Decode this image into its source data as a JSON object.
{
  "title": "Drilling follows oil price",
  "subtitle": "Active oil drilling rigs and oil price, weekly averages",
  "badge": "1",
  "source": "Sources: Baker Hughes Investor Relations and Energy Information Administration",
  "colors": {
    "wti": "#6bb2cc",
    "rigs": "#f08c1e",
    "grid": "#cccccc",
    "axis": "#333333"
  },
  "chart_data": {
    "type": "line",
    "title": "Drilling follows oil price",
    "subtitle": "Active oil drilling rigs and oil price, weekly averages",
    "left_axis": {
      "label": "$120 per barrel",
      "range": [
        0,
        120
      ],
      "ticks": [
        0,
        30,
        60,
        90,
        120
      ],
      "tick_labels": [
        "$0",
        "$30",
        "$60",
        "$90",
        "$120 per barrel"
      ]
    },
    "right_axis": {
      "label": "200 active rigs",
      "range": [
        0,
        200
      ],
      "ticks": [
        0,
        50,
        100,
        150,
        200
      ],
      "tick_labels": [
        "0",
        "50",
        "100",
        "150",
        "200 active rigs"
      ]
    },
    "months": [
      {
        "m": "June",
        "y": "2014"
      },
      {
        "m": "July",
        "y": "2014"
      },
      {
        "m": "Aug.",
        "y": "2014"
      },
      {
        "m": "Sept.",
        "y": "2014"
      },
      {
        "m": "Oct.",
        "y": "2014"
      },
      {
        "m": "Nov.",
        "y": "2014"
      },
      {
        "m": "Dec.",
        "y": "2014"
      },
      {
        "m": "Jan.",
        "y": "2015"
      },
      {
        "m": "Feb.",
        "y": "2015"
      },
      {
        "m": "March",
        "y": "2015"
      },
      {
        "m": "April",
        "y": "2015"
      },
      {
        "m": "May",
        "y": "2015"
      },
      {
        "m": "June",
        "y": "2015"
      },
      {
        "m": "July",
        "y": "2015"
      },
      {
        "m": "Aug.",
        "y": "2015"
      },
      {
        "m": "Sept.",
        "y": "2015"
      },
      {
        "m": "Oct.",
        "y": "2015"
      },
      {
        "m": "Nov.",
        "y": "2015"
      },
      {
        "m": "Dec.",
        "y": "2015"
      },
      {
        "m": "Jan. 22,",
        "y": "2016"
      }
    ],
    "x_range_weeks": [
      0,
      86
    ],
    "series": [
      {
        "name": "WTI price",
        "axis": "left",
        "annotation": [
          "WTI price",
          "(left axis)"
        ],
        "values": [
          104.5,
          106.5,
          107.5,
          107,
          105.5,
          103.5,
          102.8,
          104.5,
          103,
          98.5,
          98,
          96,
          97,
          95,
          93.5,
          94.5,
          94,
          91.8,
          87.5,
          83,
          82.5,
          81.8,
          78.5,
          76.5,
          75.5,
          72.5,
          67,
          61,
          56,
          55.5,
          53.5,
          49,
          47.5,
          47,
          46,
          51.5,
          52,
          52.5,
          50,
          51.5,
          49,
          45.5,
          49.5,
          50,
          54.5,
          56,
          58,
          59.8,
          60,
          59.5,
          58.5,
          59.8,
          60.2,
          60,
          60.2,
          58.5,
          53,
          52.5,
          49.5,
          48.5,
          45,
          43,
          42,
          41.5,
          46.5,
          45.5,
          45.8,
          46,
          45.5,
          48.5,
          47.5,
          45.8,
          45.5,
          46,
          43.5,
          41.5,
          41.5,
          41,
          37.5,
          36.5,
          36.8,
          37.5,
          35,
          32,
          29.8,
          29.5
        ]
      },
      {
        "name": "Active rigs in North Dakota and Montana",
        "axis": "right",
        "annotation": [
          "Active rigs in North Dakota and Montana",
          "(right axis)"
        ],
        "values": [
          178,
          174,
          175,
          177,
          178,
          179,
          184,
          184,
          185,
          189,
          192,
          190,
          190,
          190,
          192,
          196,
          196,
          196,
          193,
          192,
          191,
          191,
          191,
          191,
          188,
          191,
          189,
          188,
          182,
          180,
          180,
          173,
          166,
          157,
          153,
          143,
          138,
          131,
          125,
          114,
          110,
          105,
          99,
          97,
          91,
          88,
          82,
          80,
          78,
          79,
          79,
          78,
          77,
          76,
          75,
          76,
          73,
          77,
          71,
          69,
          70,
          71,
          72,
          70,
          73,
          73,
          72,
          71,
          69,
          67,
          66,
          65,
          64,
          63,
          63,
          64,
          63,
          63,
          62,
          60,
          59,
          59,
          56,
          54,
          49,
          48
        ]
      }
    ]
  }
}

+===+

◆ Required work ◆
In the entries above, find each line with the word "North" and show it.

◆ Exercise solution ◆
        "name": "Active rigs in North Dakota and Montana",
          "Active rigs in North Dakota and Montana",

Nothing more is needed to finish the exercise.